→ Objective
The required output is the line containing "Convert this screenshot" through the final line of the material below, printed exactly, with no other lines.

[START Raw data]

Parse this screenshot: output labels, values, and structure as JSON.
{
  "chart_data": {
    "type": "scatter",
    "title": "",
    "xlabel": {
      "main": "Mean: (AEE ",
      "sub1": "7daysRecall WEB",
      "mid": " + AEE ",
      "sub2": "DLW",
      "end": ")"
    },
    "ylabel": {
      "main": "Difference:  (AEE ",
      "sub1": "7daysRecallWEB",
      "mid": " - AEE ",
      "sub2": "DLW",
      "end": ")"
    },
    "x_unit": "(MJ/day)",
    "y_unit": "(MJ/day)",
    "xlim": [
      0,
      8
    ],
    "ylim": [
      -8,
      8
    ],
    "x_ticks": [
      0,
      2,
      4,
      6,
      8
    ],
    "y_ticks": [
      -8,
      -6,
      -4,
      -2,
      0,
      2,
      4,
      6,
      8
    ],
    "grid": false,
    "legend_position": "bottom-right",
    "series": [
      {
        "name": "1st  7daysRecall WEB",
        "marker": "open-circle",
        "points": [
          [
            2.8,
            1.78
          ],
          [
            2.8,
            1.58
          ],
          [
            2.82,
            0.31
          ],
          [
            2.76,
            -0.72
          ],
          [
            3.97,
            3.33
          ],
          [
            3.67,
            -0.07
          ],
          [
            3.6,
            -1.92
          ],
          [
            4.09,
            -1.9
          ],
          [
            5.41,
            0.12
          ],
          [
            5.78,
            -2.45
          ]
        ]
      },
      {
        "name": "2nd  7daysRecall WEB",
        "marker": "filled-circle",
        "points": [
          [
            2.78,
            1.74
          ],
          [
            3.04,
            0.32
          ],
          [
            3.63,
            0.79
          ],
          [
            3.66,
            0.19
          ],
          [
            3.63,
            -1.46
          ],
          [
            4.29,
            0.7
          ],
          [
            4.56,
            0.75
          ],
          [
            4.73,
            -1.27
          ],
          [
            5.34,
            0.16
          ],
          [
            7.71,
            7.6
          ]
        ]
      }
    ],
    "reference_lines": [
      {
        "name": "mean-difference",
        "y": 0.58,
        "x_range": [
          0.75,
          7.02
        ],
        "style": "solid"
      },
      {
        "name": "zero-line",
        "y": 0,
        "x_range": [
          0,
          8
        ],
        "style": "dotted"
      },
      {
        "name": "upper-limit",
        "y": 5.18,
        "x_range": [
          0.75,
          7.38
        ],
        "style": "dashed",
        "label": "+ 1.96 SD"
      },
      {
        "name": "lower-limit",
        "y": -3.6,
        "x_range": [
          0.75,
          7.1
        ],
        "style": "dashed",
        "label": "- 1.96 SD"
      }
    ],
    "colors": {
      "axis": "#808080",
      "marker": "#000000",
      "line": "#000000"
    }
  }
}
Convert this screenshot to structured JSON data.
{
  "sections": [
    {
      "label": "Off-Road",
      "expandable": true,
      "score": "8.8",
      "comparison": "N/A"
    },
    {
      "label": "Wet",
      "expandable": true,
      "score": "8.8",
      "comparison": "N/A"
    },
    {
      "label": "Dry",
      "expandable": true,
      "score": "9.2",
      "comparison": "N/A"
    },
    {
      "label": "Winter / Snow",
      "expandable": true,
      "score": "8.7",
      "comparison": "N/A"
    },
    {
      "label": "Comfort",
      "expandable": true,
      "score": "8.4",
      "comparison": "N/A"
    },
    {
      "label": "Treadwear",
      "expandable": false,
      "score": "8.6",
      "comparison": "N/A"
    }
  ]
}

[END Raw data]

→ Answer to this problem
Convert this screenshot to structured JSON data.
{
  "sections": [
    {
      "label": "Off-Road",
      "expandable": true,
      "score": "8.8",
      "comparison": "N/A"
    },
    {
      "label": "Wet",
      "expandable": true,
      "score": "8.8",
      "comparison": "N/A"
    },
    {
      "label": "Dry",
      "expandable": true,
      "score": "9.2",
      "comparison": "N/A"
    },
    {
      "label": "Winter / Snow",
      "expandable": true,
      "score": "8.7",
      "comparison": "N/A"
    },
    {
      "label": "Comfort",
      "expandable": true,
      "score": "8.4",
      "comparison": "N/A"
    },
    {
      "label": "Treadwear",
      "expandable": false,
      "score": "8.6",
      "comparison": "N/A"
    }
  ]
}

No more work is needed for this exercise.